EXERCISE DIRECTIONS - Write out all the data again, exactly as it stands.

* * * * * * *

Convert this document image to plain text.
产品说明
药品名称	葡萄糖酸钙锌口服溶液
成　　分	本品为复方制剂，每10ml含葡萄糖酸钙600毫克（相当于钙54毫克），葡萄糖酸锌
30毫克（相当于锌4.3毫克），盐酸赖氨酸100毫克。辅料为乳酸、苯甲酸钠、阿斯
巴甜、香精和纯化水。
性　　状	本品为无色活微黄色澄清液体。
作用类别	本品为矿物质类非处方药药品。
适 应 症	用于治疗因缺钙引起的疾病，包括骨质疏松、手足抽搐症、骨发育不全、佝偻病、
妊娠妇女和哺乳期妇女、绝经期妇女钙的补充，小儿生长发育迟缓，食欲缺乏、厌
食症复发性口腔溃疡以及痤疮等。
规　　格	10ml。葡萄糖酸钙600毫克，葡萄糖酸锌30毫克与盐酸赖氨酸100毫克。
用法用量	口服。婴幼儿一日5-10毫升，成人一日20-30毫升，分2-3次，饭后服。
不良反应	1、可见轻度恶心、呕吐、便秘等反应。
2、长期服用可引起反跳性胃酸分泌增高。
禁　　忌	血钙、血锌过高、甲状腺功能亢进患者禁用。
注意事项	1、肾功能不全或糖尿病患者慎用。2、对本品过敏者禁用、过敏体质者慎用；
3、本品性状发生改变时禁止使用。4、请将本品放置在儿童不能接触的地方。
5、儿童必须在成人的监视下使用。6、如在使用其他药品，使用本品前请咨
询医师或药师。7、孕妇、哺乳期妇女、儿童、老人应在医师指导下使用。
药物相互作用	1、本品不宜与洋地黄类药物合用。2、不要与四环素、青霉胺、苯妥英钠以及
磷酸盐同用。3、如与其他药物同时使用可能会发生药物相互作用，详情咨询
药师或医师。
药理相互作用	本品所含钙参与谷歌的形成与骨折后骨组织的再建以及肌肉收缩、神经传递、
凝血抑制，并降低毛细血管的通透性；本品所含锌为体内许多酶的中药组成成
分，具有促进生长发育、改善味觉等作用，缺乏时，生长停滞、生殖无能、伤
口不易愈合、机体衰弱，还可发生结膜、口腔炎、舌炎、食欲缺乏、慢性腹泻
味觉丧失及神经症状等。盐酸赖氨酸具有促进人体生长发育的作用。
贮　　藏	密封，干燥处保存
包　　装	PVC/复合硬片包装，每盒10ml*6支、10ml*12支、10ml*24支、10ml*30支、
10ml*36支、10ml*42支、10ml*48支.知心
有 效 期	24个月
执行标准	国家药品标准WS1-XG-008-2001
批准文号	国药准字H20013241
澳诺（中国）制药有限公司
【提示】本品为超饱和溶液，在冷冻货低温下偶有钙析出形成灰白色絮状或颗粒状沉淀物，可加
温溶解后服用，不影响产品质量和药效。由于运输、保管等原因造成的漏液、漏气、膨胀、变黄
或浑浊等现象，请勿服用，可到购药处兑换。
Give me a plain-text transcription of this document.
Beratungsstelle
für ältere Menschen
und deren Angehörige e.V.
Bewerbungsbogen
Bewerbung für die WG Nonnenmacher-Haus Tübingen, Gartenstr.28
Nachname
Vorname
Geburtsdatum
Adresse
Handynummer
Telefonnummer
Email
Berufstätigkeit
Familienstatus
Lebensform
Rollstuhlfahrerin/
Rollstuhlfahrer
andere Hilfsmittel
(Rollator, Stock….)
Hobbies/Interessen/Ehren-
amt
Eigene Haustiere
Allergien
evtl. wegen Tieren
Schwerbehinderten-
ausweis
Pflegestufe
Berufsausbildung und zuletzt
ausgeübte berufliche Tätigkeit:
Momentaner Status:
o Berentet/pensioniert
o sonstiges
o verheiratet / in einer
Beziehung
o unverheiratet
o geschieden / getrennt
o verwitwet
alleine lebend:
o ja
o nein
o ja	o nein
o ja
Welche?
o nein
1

* * * * * * *

WORKED SOLUTION -
Convert this document image to plain text.
产品说明
药品名称	葡萄糖酸钙锌口服溶液
成　　分	本品为复方制剂，每10ml含葡萄糖酸钙600毫克（相当于钙54毫克），葡萄糖酸锌
30毫克（相当于锌4.3毫克），盐酸赖氨酸100毫克。辅料为乳酸、苯甲酸钠、阿斯
巴甜、香精和纯化水。
性　　状	本品为无色活微黄色澄清液体。
作用类别	本品为矿物质类非处方药药品。
适 应 症	用于治疗因缺钙引起的疾病，包括骨质疏松、手足抽搐症、骨发育不全、佝偻病、
妊娠妇女和哺乳期妇女、绝经期妇女钙的补充，小儿生长发育迟缓，食欲缺乏、厌
食症复发性口腔溃疡以及痤疮等。
规　　格	10ml。葡萄糖酸钙600毫克，葡萄糖酸锌30毫克与盐酸赖氨酸100毫克。
用法用量	口服。婴幼儿一日5-10毫升，成人一日20-30毫升，分2-3次，饭后服。
不良反应	1、可见轻度恶心、呕吐、便秘等反应。
2、长期服用可引起反跳性胃酸分泌增高。
禁　　忌	血钙、血锌过高、甲状腺功能亢进患者禁用。
注意事项	1、肾功能不全或糖尿病患者慎用。2、对本品过敏者禁用、过敏体质者慎用；
3、本品性状发生改变时禁止使用。4、请将本品放置在儿童不能接触的地方。
5、儿童必须在成人的监视下使用。6、如在使用其他药品，使用本品前请咨
询医师或药师。7、孕妇、哺乳期妇女、儿童、老人应在医师指导下使用。
药物相互作用	1、本品不宜与洋地黄类药物合用。2、不要与四环素、青霉胺、苯妥英钠以及
磷酸盐同用。3、如与其他药物同时使用可能会发生药物相互作用，详情咨询
药师或医师。
药理相互作用	本品所含钙参与谷歌的形成与骨折后骨组织的再建以及肌肉收缩、神经传递、
凝血抑制，并降低毛细血管的通透性；本品所含锌为体内许多酶的中药组成成
分，具有促进生长发育、改善味觉等作用，缺乏时，生长停滞、生殖无能、伤
口不易愈合、机体衰弱，还可发生结膜、口腔炎、舌炎、食欲缺乏、慢性腹泻
味觉丧失及神经症状等。盐酸赖氨酸具有促进人体生长发育的作用。
贮　　藏	密封，干燥处保存
包　　装	PVC/复合硬片包装，每盒10ml*6支、10ml*12支、10ml*24支、10ml*30支、
10ml*36支、10ml*42支、10ml*48支.知心
有 效 期	24个月
执行标准	国家药品标准WS1-XG-008-2001
批准文号	国药准字H20013241
澳诺（中国）制药有限公司
【提示】本品为超饱和溶液，在冷冻货低温下偶有钙析出形成灰白色絮状或颗粒状沉淀物，可加
温溶解后服用，不影响产品质量和药效。由于运输、保管等原因造成的漏液、漏气、膨胀、变黄
或浑浊等现象，请勿服用，可到购药处兑换。
Give me a plain-text transcription of this document.
Beratungsstelle
für ältere Menschen
und deren Angehörige e.V.
Bewerbungsbogen
Bewerbung für die WG Nonnenmacher-Haus Tübingen, Gartenstr.28
Nachname
Vorname
Geburtsdatum
Adresse
Handynummer
Telefonnummer
Email
Berufstätigkeit
Familienstatus
Lebensform
Rollstuhlfahrerin/
Rollstuhlfahrer
andere Hilfsmittel
(Rollator, Stock….)
Hobbies/Interessen/Ehren-
amt
Eigene Haustiere
Allergien
evtl. wegen Tieren
Schwerbehinderten-
ausweis
Pflegestufe
Berufsausbildung und zuletzt
ausgeübte berufliche Tätigkeit:
Momentaner Status:
o Berentet/pensioniert
o sonstiges
o verheiratet / in einer
Beziehung
o unverheiratet
o geschieden / getrennt
o verwitwet
alleine lebend:
o ja
o nein
o ja	o nein
o ja
Welche?
o nein
1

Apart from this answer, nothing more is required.